-- BEGIN Input records --

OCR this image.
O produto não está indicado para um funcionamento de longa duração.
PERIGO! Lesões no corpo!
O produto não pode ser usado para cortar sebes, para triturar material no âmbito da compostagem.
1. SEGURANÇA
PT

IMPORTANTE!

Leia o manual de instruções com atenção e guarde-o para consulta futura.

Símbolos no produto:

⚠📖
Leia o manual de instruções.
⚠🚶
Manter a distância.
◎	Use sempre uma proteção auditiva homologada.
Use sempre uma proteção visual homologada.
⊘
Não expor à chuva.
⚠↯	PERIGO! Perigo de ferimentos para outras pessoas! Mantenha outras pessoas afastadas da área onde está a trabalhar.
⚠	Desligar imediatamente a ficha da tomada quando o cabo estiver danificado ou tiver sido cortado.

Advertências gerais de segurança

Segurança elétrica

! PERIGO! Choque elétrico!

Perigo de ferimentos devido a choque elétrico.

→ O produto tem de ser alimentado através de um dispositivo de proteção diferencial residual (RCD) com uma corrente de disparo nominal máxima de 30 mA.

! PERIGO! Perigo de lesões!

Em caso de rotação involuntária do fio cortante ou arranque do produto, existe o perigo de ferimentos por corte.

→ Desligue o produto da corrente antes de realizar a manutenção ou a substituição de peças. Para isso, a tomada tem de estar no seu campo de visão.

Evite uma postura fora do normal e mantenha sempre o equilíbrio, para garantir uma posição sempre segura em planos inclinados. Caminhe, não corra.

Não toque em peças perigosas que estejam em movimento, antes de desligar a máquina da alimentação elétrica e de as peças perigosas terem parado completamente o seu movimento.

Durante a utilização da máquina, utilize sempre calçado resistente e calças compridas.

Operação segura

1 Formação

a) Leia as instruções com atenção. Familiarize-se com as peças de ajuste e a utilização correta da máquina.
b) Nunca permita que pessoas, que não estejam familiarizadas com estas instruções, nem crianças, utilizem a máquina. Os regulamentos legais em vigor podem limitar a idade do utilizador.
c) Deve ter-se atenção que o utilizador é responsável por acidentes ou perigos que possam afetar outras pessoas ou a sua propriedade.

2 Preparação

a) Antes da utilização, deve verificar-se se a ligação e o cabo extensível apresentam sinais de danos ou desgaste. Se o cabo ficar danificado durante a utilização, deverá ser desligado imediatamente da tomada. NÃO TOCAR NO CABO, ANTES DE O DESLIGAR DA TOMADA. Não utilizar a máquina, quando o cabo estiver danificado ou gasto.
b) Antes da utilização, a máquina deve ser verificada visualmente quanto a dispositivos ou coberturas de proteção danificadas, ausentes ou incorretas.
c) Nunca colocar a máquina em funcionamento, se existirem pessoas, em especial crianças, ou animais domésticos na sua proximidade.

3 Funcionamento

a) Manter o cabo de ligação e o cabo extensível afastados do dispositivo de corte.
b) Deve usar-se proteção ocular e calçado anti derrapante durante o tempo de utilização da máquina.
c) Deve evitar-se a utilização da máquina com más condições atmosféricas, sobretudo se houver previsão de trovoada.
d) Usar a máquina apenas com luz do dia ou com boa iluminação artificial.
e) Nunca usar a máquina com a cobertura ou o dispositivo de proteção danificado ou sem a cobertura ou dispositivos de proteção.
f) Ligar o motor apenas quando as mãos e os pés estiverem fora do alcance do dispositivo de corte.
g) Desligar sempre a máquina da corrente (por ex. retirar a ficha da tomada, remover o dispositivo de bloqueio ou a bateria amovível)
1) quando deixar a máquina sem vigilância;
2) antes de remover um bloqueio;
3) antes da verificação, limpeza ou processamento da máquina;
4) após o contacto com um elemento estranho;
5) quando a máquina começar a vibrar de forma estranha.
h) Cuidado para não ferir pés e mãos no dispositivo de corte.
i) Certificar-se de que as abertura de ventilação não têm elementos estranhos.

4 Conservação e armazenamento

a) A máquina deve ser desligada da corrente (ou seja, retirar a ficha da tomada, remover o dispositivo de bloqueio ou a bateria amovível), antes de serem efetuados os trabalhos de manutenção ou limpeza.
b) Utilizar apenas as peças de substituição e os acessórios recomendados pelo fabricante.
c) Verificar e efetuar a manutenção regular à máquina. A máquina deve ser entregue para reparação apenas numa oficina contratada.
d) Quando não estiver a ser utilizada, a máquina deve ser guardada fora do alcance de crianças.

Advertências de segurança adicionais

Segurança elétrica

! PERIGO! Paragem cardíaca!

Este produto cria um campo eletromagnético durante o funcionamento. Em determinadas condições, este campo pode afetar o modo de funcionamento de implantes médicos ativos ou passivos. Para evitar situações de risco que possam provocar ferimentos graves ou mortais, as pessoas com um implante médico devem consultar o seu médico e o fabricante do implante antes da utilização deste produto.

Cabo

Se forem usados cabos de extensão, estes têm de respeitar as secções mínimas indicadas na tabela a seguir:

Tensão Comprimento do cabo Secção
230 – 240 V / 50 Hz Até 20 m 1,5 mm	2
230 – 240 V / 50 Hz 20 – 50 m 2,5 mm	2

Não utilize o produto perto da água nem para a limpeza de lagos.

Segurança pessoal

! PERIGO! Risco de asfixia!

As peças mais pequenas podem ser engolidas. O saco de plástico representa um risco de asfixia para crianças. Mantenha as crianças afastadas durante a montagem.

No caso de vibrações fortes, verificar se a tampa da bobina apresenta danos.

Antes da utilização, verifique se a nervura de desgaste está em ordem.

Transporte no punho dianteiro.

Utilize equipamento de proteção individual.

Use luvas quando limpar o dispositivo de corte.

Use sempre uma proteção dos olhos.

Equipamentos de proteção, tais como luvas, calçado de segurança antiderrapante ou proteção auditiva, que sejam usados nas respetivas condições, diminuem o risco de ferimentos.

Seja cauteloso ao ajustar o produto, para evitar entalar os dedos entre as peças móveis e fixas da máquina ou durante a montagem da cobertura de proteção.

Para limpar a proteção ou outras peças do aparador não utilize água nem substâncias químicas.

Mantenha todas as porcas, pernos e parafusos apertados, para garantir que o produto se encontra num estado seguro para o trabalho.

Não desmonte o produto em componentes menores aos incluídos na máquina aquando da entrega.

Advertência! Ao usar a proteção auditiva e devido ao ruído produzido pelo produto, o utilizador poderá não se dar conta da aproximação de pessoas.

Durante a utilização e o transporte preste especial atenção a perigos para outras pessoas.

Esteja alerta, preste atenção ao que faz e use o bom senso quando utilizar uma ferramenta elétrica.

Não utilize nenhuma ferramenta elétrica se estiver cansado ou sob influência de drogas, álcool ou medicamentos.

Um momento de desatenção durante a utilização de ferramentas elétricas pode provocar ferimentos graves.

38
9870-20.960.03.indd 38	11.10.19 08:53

-- END Input records --

[Short problem]: In how many lines does the word "elétrico" appear? Respond with the number alone.

[Worked solution]: 2